* _Exercice proposé A_
Réécrivez les enregistrements depuis la ligne contenant "cell-text: 1,2학년 등교시작일" jusqu'à celle contenant "title-line-1: 코로나19 대응", toutes deux incluses, en remplaçant "cell-date" par "date-case" et en laissant tout le reste intact.

* _Extrait source_
Il ne m'aura fallu que quelques pages pour être absorbée pleinement par les bois, sortis tout droit de l'imagination d'Harlan Coben. Figure incontestée du thriller et du roman policier, je ne pense pas avoir besoin de présenter cet auteur, dont les dernières publications occupent toujours une bonne place en tête de gondoles. Pour ma part je ne suis pas une fervente lectrice d'Harlan Coben. J'avais beaucoup apprécié "Ne le dis à personne" mais le dernier lu, "Remède mortel", m'avait donné une impression de déjà vu. Je l'avais donc un peu laissé de côté, jusqu'à ce que, en constituant ma PAL du Pumpkin Autumn Challenge, je retombe sur "Dans les bois", qui traînait dans ma bibliothèque depuis déjà un long moment. 


"Été 1958, New Jersey. Paul Copeland est animateur d'un camp de vacances à la lisière des bois. Une nuit, il abandonne quelques heures son poste. Quatre jeunes en profitent pour s'éclipser, dont sa sœur Camille. On ne les reverra plus. Seuls deux corps sont retrouvés. On attribuera leur mort à un tueur en série qui sévissait dans la région. Vingt ans plus tard. Paul est devenu procureur. Alors qu'il plaide dans une affaire de viol, il est appelé à identifier un corps. Stupéfait, il reconnaît formellement Gil Perez, un des disparus. Pourquoi les parents de Gil s'obstinent-ils à nier son identité ? Et si Gil a été en vie tout ce temps, se pourrait-il que Camille le soit toujours aujourd'hui ? Bien décidé à faire la lumière sur le drame qui n'a jamais cessé de le ronger, Paul va replonger dans les souvenirs de cette terrible nuit...".

* _Exercice proposé B_
Résumez en deux phrases l'extrait sur « Dans les bois ».

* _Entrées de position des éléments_
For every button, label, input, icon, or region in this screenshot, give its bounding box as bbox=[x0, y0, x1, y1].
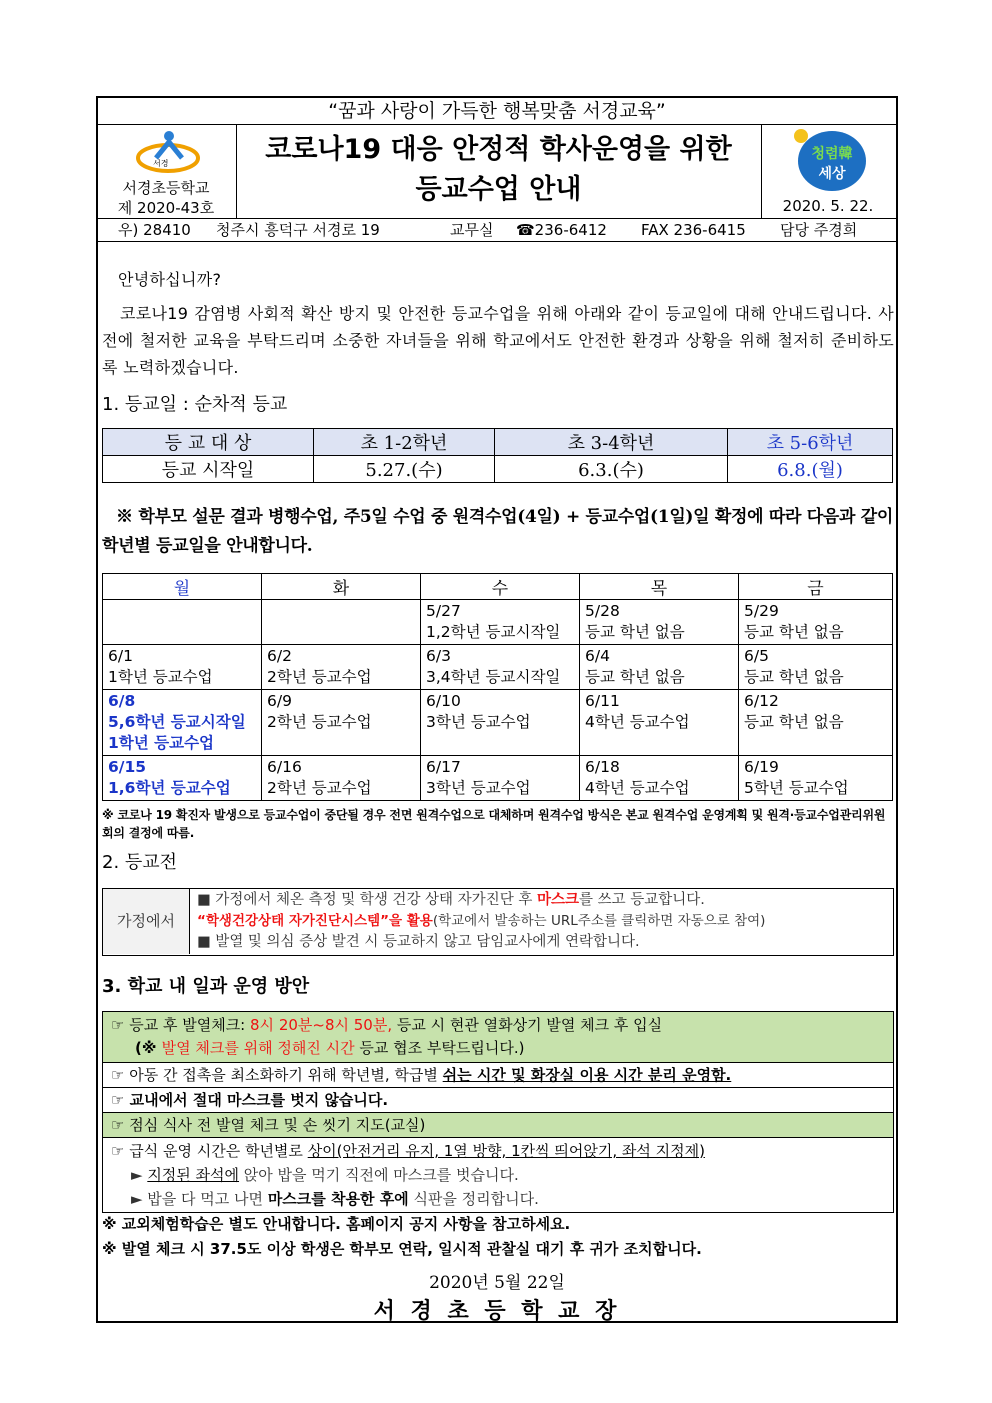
cell-text: 1,2학년 등교시작일 bbox=[426, 623, 561, 641]
cell-date: 6/1 bbox=[108, 647, 133, 665]
instruction-text: ■ 가정에서 체온 측정 및 학생 건강 상태 자가진단 후 bbox=[197, 892, 537, 908]
section2-title: 2. 등교전 bbox=[102, 852, 178, 873]
op-text: ☞ 아동 간 접촉을 최소화하기 위해 학년별, 학급별 bbox=[111, 1066, 443, 1084]
weekday-tue: 화 bbox=[262, 574, 421, 600]
integrity-logo-icon bbox=[792, 126, 872, 192]
section1-title: 1. 등교일 : 순차적 등교 bbox=[102, 394, 288, 415]
title-line-1: 코로나19 대응 안정적 학사운영을 위한 bbox=[265, 134, 732, 165]
cell-text: 2학년 등교수업 bbox=[267, 668, 372, 686]
note-fever: ※ 발열 체크 시 37.5도 이상 학생은 학부모 연락, 일시적 관찰실 대기 후 귀가 조치합니다. bbox=[102, 1240, 702, 1258]
schedule-cell bbox=[580, 756, 739, 801]
mask-highlight: 마스크 bbox=[536, 892, 579, 908]
instruction-3: ■ 발열 및 의심 증상 발견 시 등교하지 않고 담임교사에게 연락합니다. bbox=[197, 934, 640, 950]
schedule-cell bbox=[262, 645, 421, 690]
cell-date: 6/5 bbox=[744, 647, 769, 665]
svg-text:세상: 세상 bbox=[818, 166, 846, 182]
start-date-table bbox=[102, 428, 893, 483]
op-text: ☞ 등교 후 발열체크: bbox=[111, 1016, 251, 1034]
header bbox=[98, 124, 896, 219]
schedule-cell bbox=[580, 645, 739, 690]
contact-person: 담당 주경희 bbox=[780, 221, 858, 239]
postcode: 우) 28410 bbox=[118, 221, 191, 239]
cell-text: 3학년 등교수업 bbox=[426, 779, 531, 797]
phone-number: ☎236-6412 bbox=[516, 221, 607, 239]
schedule-cell bbox=[421, 756, 580, 801]
op-underline: 쉬는 시간 및 화장실 이용 시간 분리 운영함. bbox=[442, 1066, 732, 1084]
cell-text: 1학년 등교수업 bbox=[108, 668, 213, 686]
lunch-row-2 bbox=[111, 1163, 885, 1187]
schedule-cell bbox=[739, 645, 893, 690]
fever-check-line-2 bbox=[111, 1037, 885, 1060]
slogan: “꿈과 사랑이 가득한 행복맞춤 서경교육” bbox=[98, 98, 896, 125]
op-text: ☞ 급식 운영 시간은 학년별로 bbox=[111, 1142, 308, 1160]
cell-text: 등교 학년 없음 bbox=[585, 623, 685, 641]
start-date-grade34: 6.3.(수) bbox=[495, 456, 728, 483]
instruction-2 bbox=[197, 911, 893, 932]
cell-date: 6/8 bbox=[108, 692, 136, 710]
cell-date: 6/16 bbox=[267, 758, 302, 776]
op-text: ► bbox=[131, 1166, 148, 1184]
schedule-cell bbox=[739, 756, 893, 801]
greeting: 안녕하십니까? bbox=[118, 270, 222, 289]
section3-title: 3. 학교 내 일과 운영 방안 bbox=[102, 976, 310, 997]
school-operations-box bbox=[102, 1011, 894, 1213]
mask-rule-row: ☞ 교내에서 절대 마스크를 벗지 않습니다. bbox=[103, 1088, 893, 1113]
schedule-cell bbox=[580, 600, 739, 645]
schedule-cell bbox=[739, 690, 893, 756]
schedule-cell bbox=[739, 600, 893, 645]
before-school-box bbox=[102, 888, 894, 956]
op-underline: 지정된 좌석에 bbox=[147, 1166, 240, 1184]
cell-text: 등교 학년 없음 bbox=[744, 668, 844, 686]
instruction-1 bbox=[197, 890, 893, 911]
op-text: 등교 협조 부탁드립니다.) bbox=[354, 1039, 525, 1057]
cell-text: 1학년 등교수업 bbox=[108, 734, 215, 752]
office-label: 교무실 bbox=[450, 221, 494, 239]
cell-text: 1,6학년 등교수업 bbox=[108, 779, 231, 797]
issue-date: 2020년 5월 22일 bbox=[429, 1273, 565, 1293]
cell-text: 등교 학년 없음 bbox=[744, 623, 844, 641]
schedule-cell bbox=[421, 645, 580, 690]
cell-date: 5/27 bbox=[426, 602, 461, 620]
instruction-text: 를 쓰고 등교합니다. bbox=[578, 892, 705, 908]
cell-text: 등교 학년 없음 bbox=[585, 668, 685, 686]
cell-date: 6/15 bbox=[108, 758, 147, 776]
schedule-cell bbox=[421, 600, 580, 645]
document-number: 제 2020-43호 bbox=[117, 199, 215, 217]
cell-date: 5/28 bbox=[585, 602, 620, 620]
cell-text: 2학년 등교수업 bbox=[267, 779, 372, 797]
op-text: 앉아 밥을 먹기 직전에 마스크를 벗습니다. bbox=[239, 1166, 519, 1184]
cell-date: 6/17 bbox=[426, 758, 461, 776]
time-note-highlight: 발열 체크를 위해 정해진 시간 bbox=[161, 1039, 355, 1057]
logo-text: 서경 bbox=[153, 159, 169, 168]
svg-text:청렴韓: 청렴韓 bbox=[811, 146, 853, 162]
schedule-note: ※ 학부모 설문 결과 병행수업, 주5일 수업 중 원격수업(4일) + 등교수업(1일)일 확정에 따라 다음과 같이 학년별 등교일을 안내합니다. bbox=[102, 507, 893, 556]
cell-text: 4학년 등교수업 bbox=[585, 779, 690, 797]
document-title bbox=[236, 124, 762, 218]
cell-date: 6/11 bbox=[585, 692, 620, 710]
fax-number: FAX 236-6415 bbox=[641, 221, 746, 239]
schedule-cell bbox=[262, 756, 421, 801]
notes bbox=[102, 1212, 702, 1262]
cell-text: 3학년 등교수업 bbox=[426, 713, 531, 731]
weekday-thu: 목 bbox=[580, 574, 739, 600]
op-text: 등교 시 현관 열화상기 발열 체크 후 입실 bbox=[392, 1016, 663, 1034]
table-header-grade12: 초 1-2학년 bbox=[314, 429, 495, 456]
schedule-cell bbox=[421, 690, 580, 756]
op-text: (※ bbox=[135, 1039, 162, 1057]
cell-text: 5,6학년 등교시작일 bbox=[108, 713, 246, 731]
table-header-target: 등 교 대 상 bbox=[103, 429, 314, 456]
document-frame bbox=[96, 96, 898, 1323]
schedule-cell bbox=[103, 600, 262, 645]
schedule-cell bbox=[103, 645, 262, 690]
start-date-grade12: 5.27.(수) bbox=[314, 456, 495, 483]
weekly-schedule-table bbox=[102, 573, 893, 801]
weekday-mon: 월 bbox=[103, 574, 262, 600]
weekday-wed: 수 bbox=[421, 574, 580, 600]
cell-date: 6/10 bbox=[426, 692, 461, 710]
schedule-cell bbox=[262, 690, 421, 756]
schedule-cell bbox=[103, 756, 262, 801]
fever-check-row bbox=[103, 1012, 893, 1063]
principal-signature: 서 경 초 등 학 교 장 bbox=[373, 1298, 621, 1324]
cell-date: 6/19 bbox=[744, 758, 779, 776]
home-label: 가정에서 bbox=[103, 889, 190, 954]
lunch-row-3 bbox=[111, 1187, 885, 1211]
cell-text: 4학년 등교수업 bbox=[585, 713, 690, 731]
school-logo-cell bbox=[98, 124, 237, 218]
cell-date: 6/4 bbox=[585, 647, 610, 665]
cell-text: 5학년 등교수업 bbox=[744, 779, 849, 797]
instruction-text: (학교에서 발송하는 URL주소를 클릭하면 자동으로 참여) bbox=[432, 913, 766, 929]
op-text: ► 밥을 다 먹고 나면 bbox=[131, 1190, 268, 1208]
cell-date: 5/29 bbox=[744, 602, 779, 620]
cell-date: 6/18 bbox=[585, 758, 620, 776]
school-name: 서경초등학교 bbox=[122, 179, 210, 197]
start-date-grade56: 6.8.(월) bbox=[728, 456, 893, 483]
intro-paragraph: 코로나19 감염병 사회적 확산 방지 및 안전한 등교수업을 위해 아래와 같이 등교일에 대해 안내드립니다. 사전에 철저한 교육을 부탁드리며 소중한 자녀들을 위해 학교에서도 안전한 환경과 상황을 위해 철저히 준비하도록 노력하겠습니다. bbox=[102, 304, 894, 377]
self-check-highlight: “학생건강상태 자가진단시스템”을 활용 bbox=[197, 913, 433, 929]
cell-text: 등교 학년 없음 bbox=[744, 713, 844, 731]
op-text: 식판을 정리합니다. bbox=[408, 1190, 539, 1208]
title-line-2: 등교수업 안내 bbox=[415, 174, 582, 205]
table-header-grade34: 초 3-4학년 bbox=[495, 429, 728, 456]
footnote: ※ 코로나 19 확진자 발생으로 등교수업이 중단될 경우 전면 원격수업으로 대체하며 원격수업 방식은 본교 원격수업 운영계획 및 원격·등교수업관리위원회의 결정에 따름. bbox=[102, 808, 886, 840]
separation-row bbox=[103, 1063, 893, 1088]
table-row-label: 등교 시작일 bbox=[103, 456, 314, 483]
lunch-check-row: ☞ 점심 식사 전 발열 체크 및 손 씻기 지도(교실) bbox=[103, 1113, 893, 1138]
fever-check-line-1 bbox=[111, 1014, 885, 1037]
date-cell bbox=[762, 124, 896, 218]
cell-text: 3,4학년 등교시작일 bbox=[426, 668, 561, 686]
op-bold: 마스크를 착용한 후에 bbox=[267, 1190, 409, 1208]
address: 청주시 흥덕구 서경로 19 bbox=[216, 221, 380, 239]
schedule-cell bbox=[262, 600, 421, 645]
cell-date: 6/12 bbox=[744, 692, 779, 710]
time-highlight: 8시 20분~8시 50분, bbox=[250, 1016, 393, 1034]
table-header-grade56: 초 5-6학년 bbox=[728, 429, 893, 456]
cell-text: 2학년 등교수업 bbox=[267, 713, 372, 731]
cell-date: 6/2 bbox=[267, 647, 292, 665]
schedule-cell bbox=[103, 690, 262, 756]
op-underline: 상이(안전거리 유지, 1열 방향, 1칸씩 띄어앉기, 좌석 지정제) bbox=[307, 1142, 705, 1160]
contact-info-bar bbox=[98, 219, 896, 242]
cell-date: 6/9 bbox=[267, 692, 292, 710]
note-field-trip: ※ 교외체험학습은 별도 안내합니다. 홈페이지 공지 사항을 참고하세요. bbox=[102, 1215, 571, 1233]
home-instructions bbox=[197, 890, 893, 953]
cell-date: 6/3 bbox=[426, 647, 451, 665]
weekday-fri: 금 bbox=[739, 574, 893, 600]
schedule-cell bbox=[580, 690, 739, 756]
document-date: 2020. 5. 22. bbox=[782, 197, 874, 215]
lunch-row-1 bbox=[111, 1139, 885, 1163]
lunch-operation-rows bbox=[103, 1138, 893, 1212]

* _Résultat de l'exercice A_
cell-text: 1,2학년 등교시작일 bbox=[426, 623, 561, 641]
date-case: 6/1 bbox=[108, 647, 133, 665]
instruction-text: ■ 가정에서 체온 측정 및 학생 건강 상태 자가진단 후 bbox=[197, 892, 537, 908]
section2-title: 2. 등교전 bbox=[102, 852, 178, 873]
op-text: ☞ 아동 간 접촉을 최소화하기 위해 학년별, 학급별 bbox=[111, 1066, 443, 1084]
weekday-tue: 화 bbox=[262, 574, 421, 600]
integrity-logo-icon bbox=[792, 126, 872, 192]
section1-title: 1. 등교일 : 순차적 등교 bbox=[102, 394, 288, 415]
title-line-1: 코로나19 대응 안정적 학사운영을 위한 bbox=[265, 134, 732, 165]

* _Résultat de l'exercice B_
Après avoir aimé « Ne le dis à personne » mais trouvé « Remède mortel » trop convenu, la personne qui écrit revient à Harlan Coben avec « Dans les bois », qui la captive dès les premières pages. Le roman suit Paul Copeland, animateur d'un camp de vacances en 1958 dont la sœur Camille disparaît avec trois autres jeunes et qui, devenu procureur vingt ans plus tard, reconnaît dans un corps Gil Perez, l'un des disparus.